• [Exercise requirements]: Search the data below for the string "water". Extract every line that contains it.

-- Extracted entries start --

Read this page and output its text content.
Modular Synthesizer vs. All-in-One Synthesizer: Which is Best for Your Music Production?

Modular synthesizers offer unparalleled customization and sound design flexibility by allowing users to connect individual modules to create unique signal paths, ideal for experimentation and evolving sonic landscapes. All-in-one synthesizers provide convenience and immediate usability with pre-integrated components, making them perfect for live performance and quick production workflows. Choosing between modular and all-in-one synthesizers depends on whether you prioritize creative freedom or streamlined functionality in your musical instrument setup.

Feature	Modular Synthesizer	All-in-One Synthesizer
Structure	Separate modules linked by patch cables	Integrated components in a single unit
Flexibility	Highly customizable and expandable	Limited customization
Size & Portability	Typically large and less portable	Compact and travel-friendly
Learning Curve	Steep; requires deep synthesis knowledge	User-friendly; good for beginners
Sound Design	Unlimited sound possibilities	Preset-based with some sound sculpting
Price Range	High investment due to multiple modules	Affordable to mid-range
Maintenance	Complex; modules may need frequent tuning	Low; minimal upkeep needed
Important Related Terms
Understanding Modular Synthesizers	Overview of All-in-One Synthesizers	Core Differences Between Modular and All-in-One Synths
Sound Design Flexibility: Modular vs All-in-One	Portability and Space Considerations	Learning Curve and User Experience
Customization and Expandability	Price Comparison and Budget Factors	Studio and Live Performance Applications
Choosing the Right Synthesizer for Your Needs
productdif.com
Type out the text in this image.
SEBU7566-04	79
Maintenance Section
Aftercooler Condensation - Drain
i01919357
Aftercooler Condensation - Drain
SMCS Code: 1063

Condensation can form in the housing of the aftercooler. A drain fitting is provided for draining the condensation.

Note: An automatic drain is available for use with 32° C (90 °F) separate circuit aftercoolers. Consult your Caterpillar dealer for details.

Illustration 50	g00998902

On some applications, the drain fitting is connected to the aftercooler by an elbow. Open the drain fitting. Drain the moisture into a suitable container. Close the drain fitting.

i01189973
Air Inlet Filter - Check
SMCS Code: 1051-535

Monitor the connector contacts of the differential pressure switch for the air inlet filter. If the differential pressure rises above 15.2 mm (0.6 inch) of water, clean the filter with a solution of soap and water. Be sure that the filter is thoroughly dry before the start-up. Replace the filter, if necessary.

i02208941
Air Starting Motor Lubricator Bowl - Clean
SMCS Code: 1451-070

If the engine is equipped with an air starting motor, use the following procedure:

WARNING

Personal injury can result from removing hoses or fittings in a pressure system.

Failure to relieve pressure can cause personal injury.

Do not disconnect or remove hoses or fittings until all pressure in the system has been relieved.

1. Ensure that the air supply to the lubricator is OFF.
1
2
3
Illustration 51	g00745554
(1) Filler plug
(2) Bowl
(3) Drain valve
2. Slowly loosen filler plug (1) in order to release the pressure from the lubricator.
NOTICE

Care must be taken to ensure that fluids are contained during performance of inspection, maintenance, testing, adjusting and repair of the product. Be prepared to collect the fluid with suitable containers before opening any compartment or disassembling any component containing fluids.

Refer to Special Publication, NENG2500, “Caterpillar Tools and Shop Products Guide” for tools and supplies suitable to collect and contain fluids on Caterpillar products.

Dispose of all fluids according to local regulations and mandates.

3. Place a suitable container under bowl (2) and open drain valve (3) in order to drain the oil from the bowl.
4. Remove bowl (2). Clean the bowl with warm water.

-- Extracted entries end --
-- Extracted entries start --

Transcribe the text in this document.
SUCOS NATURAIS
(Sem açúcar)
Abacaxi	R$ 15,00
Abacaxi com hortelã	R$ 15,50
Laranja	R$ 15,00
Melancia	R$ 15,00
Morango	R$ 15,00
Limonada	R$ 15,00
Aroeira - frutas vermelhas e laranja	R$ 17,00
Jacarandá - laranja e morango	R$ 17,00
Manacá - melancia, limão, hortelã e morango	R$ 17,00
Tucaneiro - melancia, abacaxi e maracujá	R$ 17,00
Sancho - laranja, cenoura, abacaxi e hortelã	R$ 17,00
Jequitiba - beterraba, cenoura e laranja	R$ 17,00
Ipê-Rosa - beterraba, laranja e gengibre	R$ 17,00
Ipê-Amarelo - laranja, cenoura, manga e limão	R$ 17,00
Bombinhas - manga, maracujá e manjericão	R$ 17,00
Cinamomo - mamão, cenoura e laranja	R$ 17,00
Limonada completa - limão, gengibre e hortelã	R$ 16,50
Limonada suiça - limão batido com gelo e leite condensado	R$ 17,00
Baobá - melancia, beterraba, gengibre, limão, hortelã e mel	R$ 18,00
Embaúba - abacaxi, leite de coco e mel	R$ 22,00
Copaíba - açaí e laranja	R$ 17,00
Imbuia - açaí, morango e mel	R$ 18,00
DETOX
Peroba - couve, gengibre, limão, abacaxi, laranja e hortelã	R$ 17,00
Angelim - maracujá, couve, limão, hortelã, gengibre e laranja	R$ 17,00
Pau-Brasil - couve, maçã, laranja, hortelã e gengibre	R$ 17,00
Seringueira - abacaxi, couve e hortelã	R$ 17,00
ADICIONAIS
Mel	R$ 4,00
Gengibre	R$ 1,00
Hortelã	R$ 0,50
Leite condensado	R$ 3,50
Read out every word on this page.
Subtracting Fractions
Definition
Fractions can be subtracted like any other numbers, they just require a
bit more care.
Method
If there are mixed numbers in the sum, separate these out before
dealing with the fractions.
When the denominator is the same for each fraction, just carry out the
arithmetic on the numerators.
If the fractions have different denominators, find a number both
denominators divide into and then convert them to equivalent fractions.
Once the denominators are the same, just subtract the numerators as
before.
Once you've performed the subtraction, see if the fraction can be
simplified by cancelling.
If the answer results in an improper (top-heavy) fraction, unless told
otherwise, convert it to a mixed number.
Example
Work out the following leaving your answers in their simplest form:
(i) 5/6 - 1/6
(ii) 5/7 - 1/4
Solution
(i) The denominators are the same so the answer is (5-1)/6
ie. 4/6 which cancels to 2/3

-- Extracted entries end --

• [Complete response]:
Monitor the connector contacts of the differential pressure switch for the air inlet filter. If the differential pressure rises above 15.2 mm (0.6 inch) of water, clean the filter with a solution of soap and water. Be sure that the filter is thoroughly dry before the start-up. Replace the filter, if necessary.
4. Remove bowl (2). Clean the bowl with warm water.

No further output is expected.